[BEGIN Excerpted records]

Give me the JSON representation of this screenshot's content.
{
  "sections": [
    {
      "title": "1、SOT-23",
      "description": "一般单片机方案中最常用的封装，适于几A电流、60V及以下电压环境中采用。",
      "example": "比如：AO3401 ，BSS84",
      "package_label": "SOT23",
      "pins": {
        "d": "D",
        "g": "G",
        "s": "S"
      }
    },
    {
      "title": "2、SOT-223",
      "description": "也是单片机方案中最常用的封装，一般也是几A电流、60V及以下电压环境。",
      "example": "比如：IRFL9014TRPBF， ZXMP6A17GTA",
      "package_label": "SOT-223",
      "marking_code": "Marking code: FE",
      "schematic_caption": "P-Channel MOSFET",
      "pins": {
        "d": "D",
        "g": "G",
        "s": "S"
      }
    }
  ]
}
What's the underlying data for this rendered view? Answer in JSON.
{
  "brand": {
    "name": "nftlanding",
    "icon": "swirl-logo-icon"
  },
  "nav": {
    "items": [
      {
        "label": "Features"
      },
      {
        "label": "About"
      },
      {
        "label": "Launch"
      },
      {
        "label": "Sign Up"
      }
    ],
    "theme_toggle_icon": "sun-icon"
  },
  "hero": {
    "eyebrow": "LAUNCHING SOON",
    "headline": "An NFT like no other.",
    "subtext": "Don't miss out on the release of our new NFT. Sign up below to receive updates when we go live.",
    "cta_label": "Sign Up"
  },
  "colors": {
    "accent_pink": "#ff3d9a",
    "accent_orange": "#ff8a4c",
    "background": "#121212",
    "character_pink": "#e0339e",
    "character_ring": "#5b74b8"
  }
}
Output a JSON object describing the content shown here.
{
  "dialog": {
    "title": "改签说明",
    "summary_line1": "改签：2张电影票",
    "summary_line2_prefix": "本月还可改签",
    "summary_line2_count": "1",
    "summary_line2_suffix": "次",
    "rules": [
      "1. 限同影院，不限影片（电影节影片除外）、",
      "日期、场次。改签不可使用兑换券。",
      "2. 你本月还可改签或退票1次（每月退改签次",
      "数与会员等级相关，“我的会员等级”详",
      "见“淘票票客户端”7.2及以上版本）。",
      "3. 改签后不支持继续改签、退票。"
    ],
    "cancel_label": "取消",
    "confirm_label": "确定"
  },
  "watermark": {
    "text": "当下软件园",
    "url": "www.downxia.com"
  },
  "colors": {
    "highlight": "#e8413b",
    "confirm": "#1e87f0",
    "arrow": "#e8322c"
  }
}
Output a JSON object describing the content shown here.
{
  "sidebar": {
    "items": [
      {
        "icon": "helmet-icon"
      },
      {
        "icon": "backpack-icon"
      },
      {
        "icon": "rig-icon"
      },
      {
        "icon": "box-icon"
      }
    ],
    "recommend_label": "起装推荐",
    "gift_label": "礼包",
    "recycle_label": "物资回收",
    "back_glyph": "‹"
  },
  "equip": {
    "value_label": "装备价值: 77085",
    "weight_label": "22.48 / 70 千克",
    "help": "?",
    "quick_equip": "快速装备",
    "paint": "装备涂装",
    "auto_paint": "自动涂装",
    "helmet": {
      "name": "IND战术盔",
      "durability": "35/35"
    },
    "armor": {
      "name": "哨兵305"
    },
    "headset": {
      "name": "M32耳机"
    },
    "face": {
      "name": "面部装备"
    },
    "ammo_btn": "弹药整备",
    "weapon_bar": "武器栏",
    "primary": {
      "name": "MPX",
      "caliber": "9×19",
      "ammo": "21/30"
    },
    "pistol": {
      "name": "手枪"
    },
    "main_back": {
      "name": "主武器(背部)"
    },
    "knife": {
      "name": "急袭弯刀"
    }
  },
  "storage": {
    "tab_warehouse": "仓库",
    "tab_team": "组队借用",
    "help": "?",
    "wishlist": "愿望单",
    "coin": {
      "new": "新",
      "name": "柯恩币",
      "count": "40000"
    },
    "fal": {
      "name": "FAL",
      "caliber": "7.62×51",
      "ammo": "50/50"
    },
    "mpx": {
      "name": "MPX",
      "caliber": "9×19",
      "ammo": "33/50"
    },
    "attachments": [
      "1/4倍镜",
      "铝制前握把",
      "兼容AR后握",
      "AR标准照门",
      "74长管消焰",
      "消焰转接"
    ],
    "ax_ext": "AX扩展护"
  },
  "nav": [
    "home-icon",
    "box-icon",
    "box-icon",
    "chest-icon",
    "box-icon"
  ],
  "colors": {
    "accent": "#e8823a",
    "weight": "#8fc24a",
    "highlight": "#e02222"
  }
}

[END Excerpted records]

● Given instruction: Using the listing above, retype each line exactly.

● Reply to the exercise:
Give me the JSON representation of this screenshot's content.
{
  "sections": [
    {
      "title": "1、SOT-23",
      "description": "一般单片机方案中最常用的封装，适于几A电流、60V及以下电压环境中采用。",
      "example": "比如：AO3401 ，BSS84",
      "package_label": "SOT23",
      "pins": {
        "d": "D",
        "g": "G",
        "s": "S"
      }
    },
    {
      "title": "2、SOT-223",
      "description": "也是单片机方案中最常用的封装，一般也是几A电流、60V及以下电压环境。",
      "example": "比如：IRFL9014TRPBF， ZXMP6A17GTA",
      "package_label": "SOT-223",
      "marking_code": "Marking code: FE",
      "schematic_caption": "P-Channel MOSFET",
      "pins": {
        "d": "D",
        "g": "G",
        "s": "S"
      }
    }
  ]
}
What's the underlying data for this rendered view? Answer in JSON.
{
  "brand": {
    "name": "nftlanding",
    "icon": "swirl-logo-icon"
  },
  "nav": {
    "items": [
      {
        "label": "Features"
      },
      {
        "label": "About"
      },
      {
        "label": "Launch"
      },
      {
        "label": "Sign Up"
      }
    ],
    "theme_toggle_icon": "sun-icon"
  },
  "hero": {
    "eyebrow": "LAUNCHING SOON",
    "headline": "An NFT like no other.",
    "subtext": "Don't miss out on the release of our new NFT. Sign up below to receive updates when we go live.",
    "cta_label": "Sign Up"
  },
  "colors": {
    "accent_pink": "#ff3d9a",
    "accent_orange": "#ff8a4c",
    "background": "#121212",
    "character_pink": "#e0339e",
    "character_ring": "#5b74b8"
  }
}
Output a JSON object describing the content shown here.
{
  "dialog": {
    "title": "改签说明",
    "summary_line1": "改签：2张电影票",
    "summary_line2_prefix": "本月还可改签",
    "summary_line2_count": "1",
    "summary_line2_suffix": "次",
    "rules": [
      "1. 限同影院，不限影片（电影节影片除外）、",
      "日期、场次。改签不可使用兑换券。",
      "2. 你本月还可改签或退票1次（每月退改签次",
      "数与会员等级相关，“我的会员等级”详",
      "见“淘票票客户端”7.2及以上版本）。",
      "3. 改签后不支持继续改签、退票。"
    ],
    "cancel_label": "取消",
    "confirm_label": "确定"
  },
  "watermark": {
    "text": "当下软件园",
    "url": "www.downxia.com"
  },
  "colors": {
    "highlight": "#e8413b",
    "confirm": "#1e87f0",
    "arrow": "#e8322c"
  }
}
Output a JSON object describing the content shown here.
{
  "sidebar": {
    "items": [
      {
        "icon": "helmet-icon"
      },
      {
        "icon": "backpack-icon"
      },
      {
        "icon": "rig-icon"
      },
      {
        "icon": "box-icon"
      }
    ],
    "recommend_label": "起装推荐",
    "gift_label": "礼包",
    "recycle_label": "物资回收",
    "back_glyph": "‹"
  },
  "equip": {
    "value_label": "装备价值: 77085",
    "weight_label": "22.48 / 70 千克",
    "help": "?",
    "quick_equip": "快速装备",
    "paint": "装备涂装",
    "auto_paint": "自动涂装",
    "helmet": {
      "name": "IND战术盔",
      "durability": "35/35"
    },
    "armor": {
      "name": "哨兵305"
    },
    "headset": {
      "name": "M32耳机"
    },
    "face": {
      "name": "面部装备"
    },
    "ammo_btn": "弹药整备",
    "weapon_bar": "武器栏",
    "primary": {
      "name": "MPX",
      "caliber": "9×19",
      "ammo": "21/30"
    },
    "pistol": {
      "name": "手枪"
    },
    "main_back": {
      "name": "主武器(背部)"
    },
    "knife": {
      "name": "急袭弯刀"
    }
  },
  "storage": {
    "tab_warehouse": "仓库",
    "tab_team": "组队借用",
    "help": "?",
    "wishlist": "愿望单",
    "coin": {
      "new": "新",
      "name": "柯恩币",
      "count": "40000"
    },
    "fal": {
      "name": "FAL",
      "caliber": "7.62×51",
      "ammo": "50/50"
    },
    "mpx": {
      "name": "MPX",
      "caliber": "9×19",
      "ammo": "33/50"
    },
    "attachments": [
      "1/4倍镜",
      "铝制前握把",
      "兼容AR后握",
      "AR标准照门",
      "74长管消焰",
      "消焰转接"
    ],
    "ax_ext": "AX扩展护"
  },
  "nav": [
    "home-icon",
    "box-icon",
    "box-icon",
    "chest-icon",
    "box-icon"
  ],
  "colors": {
    "accent": "#e8823a",
    "weight": "#8fc24a",
    "highlight": "#e02222"
  }
}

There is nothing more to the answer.